Structured figure records
==============================

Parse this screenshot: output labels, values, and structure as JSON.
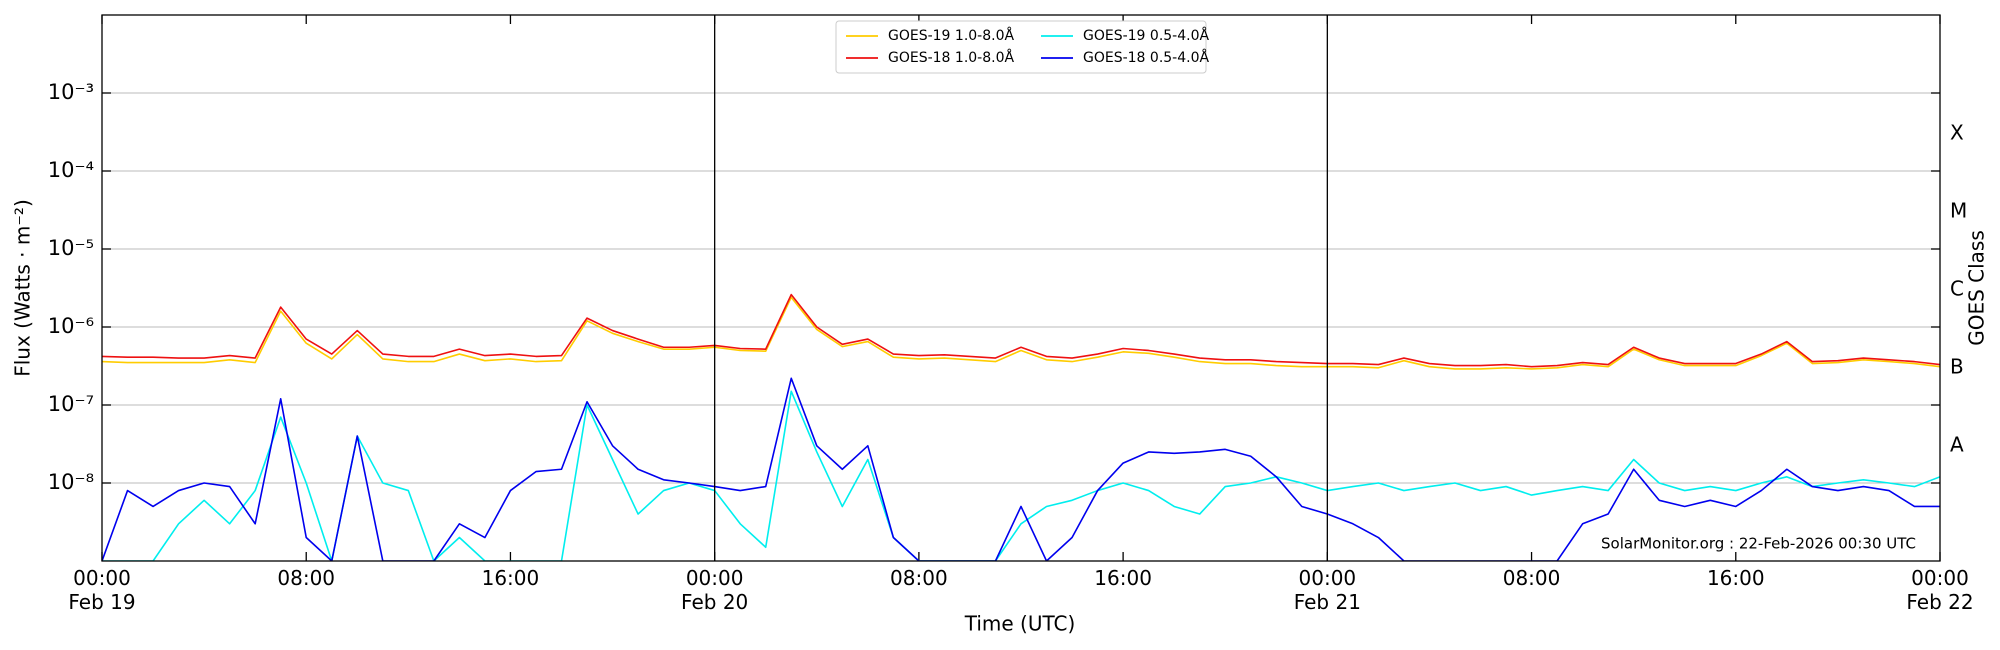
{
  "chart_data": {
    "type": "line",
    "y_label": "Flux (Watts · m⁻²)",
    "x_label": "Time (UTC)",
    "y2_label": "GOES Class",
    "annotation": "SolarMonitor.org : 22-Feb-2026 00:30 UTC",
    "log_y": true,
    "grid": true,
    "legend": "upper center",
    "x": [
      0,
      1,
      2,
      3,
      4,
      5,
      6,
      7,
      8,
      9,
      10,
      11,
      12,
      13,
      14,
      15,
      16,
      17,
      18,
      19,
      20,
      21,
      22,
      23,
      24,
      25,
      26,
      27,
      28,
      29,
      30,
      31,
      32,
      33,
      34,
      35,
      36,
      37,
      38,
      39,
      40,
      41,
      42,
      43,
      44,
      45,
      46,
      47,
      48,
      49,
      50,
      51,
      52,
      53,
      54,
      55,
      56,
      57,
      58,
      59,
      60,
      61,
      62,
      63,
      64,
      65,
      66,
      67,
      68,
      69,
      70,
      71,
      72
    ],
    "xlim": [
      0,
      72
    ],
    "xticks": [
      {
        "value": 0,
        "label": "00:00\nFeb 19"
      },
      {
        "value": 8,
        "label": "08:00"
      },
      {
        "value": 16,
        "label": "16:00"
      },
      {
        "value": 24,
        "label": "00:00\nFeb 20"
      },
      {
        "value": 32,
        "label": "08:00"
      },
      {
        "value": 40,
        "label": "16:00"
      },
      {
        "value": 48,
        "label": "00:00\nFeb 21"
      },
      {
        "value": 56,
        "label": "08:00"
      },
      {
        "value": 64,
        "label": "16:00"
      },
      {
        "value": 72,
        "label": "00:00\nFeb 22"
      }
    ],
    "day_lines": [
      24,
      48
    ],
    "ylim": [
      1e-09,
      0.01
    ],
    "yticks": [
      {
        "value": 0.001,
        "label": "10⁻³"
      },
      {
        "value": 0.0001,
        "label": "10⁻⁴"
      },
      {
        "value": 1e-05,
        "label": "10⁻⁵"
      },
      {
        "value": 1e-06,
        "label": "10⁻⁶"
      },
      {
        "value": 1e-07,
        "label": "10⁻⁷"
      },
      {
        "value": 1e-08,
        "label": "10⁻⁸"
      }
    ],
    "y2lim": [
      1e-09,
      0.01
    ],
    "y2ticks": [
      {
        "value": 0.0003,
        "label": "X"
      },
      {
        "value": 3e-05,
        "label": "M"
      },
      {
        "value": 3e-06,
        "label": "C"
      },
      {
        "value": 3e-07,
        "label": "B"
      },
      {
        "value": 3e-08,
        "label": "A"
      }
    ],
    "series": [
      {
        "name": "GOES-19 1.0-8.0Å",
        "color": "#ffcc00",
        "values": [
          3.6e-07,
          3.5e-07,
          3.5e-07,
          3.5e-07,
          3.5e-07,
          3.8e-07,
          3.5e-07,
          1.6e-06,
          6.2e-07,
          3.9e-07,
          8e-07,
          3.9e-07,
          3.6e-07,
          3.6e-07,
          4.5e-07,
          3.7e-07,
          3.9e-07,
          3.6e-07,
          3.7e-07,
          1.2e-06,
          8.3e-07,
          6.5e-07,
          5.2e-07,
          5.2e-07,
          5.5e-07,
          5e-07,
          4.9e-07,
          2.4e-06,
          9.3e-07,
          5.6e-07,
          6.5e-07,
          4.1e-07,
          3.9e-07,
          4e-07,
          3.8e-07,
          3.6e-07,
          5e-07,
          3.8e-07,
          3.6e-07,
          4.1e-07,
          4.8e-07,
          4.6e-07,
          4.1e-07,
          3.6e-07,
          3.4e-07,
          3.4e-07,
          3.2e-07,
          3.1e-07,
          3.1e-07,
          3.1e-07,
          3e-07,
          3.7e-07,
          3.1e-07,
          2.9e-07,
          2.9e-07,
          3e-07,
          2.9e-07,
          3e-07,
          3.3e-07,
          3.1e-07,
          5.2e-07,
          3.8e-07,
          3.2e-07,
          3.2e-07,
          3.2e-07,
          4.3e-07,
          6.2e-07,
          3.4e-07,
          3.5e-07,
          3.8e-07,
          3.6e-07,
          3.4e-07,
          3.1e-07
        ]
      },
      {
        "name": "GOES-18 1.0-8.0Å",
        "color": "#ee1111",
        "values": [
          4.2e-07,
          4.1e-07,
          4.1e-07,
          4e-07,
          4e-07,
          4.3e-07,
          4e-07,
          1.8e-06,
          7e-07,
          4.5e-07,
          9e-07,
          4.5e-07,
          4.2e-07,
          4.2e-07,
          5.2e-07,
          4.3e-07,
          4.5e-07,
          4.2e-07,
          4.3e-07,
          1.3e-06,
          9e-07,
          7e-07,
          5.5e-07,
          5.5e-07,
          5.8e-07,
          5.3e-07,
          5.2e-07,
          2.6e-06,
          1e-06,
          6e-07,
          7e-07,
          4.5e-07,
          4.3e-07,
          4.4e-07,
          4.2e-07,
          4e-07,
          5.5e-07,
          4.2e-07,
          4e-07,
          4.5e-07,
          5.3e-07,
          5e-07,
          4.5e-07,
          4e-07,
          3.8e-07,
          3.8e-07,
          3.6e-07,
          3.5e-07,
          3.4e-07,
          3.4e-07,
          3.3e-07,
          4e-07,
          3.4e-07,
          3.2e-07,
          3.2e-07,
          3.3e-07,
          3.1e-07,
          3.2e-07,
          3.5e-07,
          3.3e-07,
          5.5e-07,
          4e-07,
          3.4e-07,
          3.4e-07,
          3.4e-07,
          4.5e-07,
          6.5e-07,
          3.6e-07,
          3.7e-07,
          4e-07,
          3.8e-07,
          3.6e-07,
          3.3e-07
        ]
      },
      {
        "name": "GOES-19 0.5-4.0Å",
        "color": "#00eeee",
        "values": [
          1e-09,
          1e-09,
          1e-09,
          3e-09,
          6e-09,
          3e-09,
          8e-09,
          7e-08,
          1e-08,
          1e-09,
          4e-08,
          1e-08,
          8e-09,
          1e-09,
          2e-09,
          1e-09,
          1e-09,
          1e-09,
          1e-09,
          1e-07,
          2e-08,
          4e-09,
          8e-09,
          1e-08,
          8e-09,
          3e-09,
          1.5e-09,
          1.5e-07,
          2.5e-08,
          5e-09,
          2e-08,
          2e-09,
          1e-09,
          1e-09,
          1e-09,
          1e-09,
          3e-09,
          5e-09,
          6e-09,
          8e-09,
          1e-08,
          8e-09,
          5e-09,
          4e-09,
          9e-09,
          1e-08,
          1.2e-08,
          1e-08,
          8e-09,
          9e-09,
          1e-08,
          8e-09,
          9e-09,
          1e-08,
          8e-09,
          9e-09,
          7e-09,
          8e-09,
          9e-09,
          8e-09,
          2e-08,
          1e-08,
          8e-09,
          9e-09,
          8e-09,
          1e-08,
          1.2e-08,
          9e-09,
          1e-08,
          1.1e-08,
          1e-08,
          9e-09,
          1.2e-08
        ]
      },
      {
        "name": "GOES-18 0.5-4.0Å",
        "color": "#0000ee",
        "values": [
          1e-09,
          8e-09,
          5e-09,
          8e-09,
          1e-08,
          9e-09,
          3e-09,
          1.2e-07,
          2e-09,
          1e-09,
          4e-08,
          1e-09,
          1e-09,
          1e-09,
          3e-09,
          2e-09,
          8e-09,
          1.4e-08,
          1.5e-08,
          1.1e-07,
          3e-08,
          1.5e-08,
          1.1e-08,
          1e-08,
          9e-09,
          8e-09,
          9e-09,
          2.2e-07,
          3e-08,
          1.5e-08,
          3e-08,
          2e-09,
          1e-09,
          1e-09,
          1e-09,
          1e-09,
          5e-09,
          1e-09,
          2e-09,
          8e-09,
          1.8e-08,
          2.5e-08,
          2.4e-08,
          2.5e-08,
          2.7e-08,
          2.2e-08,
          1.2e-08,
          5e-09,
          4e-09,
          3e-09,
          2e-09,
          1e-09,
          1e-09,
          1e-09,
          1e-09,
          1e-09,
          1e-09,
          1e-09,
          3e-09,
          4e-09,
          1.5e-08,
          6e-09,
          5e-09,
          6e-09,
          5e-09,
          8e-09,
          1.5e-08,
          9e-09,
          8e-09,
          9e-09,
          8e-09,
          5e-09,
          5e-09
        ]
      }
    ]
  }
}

==============================

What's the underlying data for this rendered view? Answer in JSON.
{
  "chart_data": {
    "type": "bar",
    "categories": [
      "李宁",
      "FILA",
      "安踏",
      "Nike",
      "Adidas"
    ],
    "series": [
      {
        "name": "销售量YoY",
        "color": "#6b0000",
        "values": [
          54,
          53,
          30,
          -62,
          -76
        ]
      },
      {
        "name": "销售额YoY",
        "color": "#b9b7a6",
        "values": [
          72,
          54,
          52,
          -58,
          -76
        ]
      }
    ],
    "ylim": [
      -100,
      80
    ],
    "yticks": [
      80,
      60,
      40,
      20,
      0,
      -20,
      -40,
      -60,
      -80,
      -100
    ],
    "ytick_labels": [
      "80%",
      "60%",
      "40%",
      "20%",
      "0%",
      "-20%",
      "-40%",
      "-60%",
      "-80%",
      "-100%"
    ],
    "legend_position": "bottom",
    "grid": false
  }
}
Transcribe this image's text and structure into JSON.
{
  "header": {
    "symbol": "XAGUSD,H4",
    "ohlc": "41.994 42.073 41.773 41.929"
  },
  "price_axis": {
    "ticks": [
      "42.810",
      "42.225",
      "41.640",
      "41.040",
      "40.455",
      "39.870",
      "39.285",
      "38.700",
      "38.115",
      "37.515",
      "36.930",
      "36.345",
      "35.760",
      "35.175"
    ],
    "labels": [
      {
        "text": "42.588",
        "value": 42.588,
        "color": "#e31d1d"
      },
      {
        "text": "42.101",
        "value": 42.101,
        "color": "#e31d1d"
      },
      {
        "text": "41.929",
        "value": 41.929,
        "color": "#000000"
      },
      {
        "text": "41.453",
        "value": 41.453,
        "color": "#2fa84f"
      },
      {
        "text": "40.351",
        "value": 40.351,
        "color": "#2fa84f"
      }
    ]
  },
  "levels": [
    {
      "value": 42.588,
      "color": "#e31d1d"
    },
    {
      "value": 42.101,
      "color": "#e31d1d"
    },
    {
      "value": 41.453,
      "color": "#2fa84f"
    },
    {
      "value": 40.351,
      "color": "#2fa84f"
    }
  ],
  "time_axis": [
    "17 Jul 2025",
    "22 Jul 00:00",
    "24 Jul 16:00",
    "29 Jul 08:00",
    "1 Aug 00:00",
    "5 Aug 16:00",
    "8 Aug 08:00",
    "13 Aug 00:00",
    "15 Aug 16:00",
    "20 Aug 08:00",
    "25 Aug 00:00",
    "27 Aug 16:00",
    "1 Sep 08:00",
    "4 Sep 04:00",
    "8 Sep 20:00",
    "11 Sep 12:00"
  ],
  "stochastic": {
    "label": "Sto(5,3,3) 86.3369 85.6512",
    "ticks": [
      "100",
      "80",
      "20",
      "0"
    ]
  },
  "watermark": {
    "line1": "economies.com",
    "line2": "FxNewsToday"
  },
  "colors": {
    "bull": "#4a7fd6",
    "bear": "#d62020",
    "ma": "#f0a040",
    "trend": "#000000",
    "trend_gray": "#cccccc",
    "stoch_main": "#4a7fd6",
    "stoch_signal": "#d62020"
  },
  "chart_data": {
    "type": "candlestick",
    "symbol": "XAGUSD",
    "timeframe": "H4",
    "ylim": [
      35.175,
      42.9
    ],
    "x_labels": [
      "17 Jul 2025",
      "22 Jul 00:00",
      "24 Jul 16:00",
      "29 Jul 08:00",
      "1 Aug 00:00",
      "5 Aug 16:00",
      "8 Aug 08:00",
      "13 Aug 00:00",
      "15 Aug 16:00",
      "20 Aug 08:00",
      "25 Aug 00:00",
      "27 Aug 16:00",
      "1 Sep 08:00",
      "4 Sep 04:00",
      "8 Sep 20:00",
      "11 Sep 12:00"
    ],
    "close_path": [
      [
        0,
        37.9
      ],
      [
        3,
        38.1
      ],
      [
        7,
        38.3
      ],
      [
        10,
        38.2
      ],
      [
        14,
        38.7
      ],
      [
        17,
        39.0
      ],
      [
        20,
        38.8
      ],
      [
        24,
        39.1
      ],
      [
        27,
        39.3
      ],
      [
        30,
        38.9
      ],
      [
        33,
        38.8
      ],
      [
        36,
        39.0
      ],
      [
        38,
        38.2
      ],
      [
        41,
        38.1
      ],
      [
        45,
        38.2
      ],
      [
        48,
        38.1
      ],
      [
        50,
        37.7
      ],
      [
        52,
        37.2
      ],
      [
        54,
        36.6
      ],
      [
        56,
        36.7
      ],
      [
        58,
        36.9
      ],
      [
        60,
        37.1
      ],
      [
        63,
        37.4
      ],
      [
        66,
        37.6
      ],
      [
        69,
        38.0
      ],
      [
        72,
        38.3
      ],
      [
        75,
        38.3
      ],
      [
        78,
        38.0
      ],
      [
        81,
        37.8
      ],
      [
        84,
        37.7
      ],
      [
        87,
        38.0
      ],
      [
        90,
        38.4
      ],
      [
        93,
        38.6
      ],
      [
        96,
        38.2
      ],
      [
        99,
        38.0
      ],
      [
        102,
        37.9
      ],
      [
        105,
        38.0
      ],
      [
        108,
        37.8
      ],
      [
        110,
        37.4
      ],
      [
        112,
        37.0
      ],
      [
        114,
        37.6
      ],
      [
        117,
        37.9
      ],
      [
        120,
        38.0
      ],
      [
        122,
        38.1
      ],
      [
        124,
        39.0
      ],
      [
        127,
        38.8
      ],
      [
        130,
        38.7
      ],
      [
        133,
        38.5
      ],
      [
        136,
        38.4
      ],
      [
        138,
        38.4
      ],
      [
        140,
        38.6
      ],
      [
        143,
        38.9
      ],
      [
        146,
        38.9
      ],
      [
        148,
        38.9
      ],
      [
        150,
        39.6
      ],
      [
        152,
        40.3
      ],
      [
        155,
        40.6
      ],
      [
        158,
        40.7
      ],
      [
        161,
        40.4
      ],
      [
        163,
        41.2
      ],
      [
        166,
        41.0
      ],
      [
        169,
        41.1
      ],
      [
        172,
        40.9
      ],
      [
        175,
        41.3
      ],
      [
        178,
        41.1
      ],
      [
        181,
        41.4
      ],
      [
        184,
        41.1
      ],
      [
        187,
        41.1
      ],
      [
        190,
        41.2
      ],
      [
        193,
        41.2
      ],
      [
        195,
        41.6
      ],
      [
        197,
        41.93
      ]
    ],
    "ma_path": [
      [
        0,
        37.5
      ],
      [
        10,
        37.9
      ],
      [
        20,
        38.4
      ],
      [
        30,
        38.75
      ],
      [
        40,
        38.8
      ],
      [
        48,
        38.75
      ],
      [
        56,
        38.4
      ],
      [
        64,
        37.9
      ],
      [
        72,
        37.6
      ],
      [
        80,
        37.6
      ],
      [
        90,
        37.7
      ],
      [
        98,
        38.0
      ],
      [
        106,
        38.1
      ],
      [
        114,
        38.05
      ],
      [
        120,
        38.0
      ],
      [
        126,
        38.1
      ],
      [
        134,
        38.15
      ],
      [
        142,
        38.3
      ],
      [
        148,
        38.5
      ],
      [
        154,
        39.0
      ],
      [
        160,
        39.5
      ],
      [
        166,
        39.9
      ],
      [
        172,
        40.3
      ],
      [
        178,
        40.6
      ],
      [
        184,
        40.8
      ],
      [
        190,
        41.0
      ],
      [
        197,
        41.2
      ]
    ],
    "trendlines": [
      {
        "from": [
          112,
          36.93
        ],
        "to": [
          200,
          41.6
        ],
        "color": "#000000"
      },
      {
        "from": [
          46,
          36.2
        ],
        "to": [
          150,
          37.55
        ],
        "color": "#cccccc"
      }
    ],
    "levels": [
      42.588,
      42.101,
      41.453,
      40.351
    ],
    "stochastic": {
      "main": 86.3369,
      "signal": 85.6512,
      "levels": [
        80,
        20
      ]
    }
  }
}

==============================

Pick every line with "type" in it and copy it.

    "type": "line",
    "type": "bar",
    "type": "candlestick",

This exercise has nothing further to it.